** begin Material for this exercise **

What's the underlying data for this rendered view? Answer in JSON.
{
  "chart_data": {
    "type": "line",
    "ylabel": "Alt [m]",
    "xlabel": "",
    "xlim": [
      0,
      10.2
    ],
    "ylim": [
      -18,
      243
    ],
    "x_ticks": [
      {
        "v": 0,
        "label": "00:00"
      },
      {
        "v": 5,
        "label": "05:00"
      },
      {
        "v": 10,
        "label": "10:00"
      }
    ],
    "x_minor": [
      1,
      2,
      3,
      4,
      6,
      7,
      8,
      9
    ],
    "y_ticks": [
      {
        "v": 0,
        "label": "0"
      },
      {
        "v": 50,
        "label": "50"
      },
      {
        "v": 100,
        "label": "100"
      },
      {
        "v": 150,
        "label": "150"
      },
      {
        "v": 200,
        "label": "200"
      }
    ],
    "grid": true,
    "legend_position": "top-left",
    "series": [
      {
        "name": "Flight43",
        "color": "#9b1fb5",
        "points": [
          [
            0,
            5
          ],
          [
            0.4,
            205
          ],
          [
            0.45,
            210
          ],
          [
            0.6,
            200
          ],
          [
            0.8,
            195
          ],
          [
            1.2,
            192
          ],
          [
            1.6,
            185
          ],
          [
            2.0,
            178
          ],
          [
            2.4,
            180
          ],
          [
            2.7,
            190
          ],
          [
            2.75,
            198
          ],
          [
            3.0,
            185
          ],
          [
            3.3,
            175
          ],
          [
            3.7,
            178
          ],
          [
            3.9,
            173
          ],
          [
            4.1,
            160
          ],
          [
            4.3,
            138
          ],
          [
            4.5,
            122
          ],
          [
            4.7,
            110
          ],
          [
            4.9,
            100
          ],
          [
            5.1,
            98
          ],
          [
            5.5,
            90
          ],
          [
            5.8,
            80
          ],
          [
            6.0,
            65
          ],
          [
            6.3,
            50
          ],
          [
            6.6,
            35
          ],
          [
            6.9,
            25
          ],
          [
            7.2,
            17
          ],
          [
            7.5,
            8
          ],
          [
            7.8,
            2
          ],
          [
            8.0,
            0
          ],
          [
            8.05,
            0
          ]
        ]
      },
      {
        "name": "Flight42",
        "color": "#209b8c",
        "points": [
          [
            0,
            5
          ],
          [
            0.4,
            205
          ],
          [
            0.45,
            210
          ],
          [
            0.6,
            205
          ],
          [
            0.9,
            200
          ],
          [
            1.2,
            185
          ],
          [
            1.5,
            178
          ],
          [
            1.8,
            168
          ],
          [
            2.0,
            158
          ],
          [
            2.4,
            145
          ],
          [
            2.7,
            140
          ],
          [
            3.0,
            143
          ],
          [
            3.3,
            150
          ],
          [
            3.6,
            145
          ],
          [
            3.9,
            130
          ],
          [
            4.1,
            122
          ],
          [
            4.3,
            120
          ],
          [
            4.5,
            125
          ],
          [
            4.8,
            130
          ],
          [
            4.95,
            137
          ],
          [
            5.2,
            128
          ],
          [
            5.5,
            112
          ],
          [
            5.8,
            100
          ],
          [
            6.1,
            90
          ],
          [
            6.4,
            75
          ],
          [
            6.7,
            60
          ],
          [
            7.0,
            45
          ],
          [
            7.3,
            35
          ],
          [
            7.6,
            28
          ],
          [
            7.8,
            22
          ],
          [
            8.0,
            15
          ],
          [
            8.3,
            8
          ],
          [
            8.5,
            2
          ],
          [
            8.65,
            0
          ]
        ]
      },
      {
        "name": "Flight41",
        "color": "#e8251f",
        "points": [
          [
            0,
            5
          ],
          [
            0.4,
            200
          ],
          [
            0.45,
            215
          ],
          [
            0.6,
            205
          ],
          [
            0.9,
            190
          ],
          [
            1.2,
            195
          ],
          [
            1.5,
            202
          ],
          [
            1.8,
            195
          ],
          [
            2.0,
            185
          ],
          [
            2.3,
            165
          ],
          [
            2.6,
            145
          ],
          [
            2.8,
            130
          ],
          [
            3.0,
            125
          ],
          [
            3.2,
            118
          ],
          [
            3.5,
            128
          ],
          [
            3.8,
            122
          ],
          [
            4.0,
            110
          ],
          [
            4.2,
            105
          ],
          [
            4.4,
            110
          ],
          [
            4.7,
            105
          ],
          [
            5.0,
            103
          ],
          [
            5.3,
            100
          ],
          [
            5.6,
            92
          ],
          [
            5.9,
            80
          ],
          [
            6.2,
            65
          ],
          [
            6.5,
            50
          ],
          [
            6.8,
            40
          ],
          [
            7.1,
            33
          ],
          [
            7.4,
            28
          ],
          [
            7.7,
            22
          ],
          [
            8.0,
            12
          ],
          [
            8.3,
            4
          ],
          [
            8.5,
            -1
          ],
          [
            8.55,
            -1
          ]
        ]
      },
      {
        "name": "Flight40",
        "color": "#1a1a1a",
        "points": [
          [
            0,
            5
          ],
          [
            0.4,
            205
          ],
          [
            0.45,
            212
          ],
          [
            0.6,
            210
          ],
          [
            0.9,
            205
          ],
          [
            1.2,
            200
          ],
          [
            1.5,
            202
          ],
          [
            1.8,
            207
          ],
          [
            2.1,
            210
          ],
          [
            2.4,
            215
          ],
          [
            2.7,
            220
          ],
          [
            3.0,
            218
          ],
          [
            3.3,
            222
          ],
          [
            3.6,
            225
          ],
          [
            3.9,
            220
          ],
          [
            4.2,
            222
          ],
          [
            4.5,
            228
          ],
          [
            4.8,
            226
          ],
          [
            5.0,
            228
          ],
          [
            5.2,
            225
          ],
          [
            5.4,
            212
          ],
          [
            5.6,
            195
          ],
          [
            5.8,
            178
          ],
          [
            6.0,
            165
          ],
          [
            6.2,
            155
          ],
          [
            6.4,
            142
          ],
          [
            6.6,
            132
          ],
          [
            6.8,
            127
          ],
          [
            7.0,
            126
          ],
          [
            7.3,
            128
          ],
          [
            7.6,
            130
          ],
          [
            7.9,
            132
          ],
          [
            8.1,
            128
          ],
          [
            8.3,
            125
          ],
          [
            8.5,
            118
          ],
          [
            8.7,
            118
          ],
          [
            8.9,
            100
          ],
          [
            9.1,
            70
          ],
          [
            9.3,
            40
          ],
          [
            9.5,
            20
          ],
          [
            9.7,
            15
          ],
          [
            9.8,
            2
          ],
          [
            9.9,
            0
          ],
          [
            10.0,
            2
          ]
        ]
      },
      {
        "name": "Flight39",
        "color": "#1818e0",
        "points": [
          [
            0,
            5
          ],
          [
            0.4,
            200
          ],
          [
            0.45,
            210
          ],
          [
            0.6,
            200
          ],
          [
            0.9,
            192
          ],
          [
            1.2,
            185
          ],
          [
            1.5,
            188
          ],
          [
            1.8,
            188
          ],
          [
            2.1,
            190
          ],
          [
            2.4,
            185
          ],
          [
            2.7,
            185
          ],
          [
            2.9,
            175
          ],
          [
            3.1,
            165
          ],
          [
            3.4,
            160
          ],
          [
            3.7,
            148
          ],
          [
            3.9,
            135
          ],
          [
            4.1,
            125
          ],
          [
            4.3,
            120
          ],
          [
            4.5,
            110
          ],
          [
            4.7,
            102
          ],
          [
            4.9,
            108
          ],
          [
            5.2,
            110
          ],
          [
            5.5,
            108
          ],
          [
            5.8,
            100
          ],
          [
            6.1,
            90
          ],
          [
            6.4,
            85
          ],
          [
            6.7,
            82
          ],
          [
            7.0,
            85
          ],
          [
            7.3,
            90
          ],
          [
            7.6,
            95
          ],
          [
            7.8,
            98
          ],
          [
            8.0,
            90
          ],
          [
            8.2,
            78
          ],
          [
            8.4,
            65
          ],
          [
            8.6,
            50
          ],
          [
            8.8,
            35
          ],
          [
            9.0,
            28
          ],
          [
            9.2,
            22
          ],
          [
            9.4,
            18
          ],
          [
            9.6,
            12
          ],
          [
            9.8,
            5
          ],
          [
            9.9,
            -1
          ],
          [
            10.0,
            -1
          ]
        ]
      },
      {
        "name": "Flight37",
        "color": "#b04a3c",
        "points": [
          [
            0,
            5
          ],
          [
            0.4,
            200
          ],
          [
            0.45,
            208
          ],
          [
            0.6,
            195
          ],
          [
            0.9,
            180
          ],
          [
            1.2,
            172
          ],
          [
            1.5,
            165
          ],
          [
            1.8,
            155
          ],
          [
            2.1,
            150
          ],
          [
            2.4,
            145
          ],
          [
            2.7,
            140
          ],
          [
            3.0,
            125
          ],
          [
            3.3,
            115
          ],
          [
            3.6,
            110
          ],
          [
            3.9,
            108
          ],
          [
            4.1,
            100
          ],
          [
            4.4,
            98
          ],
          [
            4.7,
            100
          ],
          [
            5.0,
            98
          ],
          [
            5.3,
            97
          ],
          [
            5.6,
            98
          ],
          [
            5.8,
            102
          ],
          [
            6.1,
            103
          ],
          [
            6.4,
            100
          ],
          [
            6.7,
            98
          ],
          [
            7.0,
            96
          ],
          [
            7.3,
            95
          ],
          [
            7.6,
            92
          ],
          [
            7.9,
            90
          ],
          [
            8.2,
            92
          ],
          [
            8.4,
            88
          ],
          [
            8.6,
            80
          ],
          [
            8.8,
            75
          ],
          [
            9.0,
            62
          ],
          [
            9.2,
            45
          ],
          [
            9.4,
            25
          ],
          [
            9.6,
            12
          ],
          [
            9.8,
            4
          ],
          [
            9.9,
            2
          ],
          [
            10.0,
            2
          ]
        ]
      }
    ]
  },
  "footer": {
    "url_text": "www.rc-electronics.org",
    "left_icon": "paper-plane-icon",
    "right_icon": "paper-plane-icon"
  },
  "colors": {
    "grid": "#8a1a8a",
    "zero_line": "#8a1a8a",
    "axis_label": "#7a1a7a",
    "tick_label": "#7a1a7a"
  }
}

** end Material for this exercise **

*Exercise prompt*:
Locate and copy each line in the data above that includes the word "paper".

*Response to this exercise*:
    "left_icon": "paper-plane-icon",
    "right_icon": "paper-plane-icon"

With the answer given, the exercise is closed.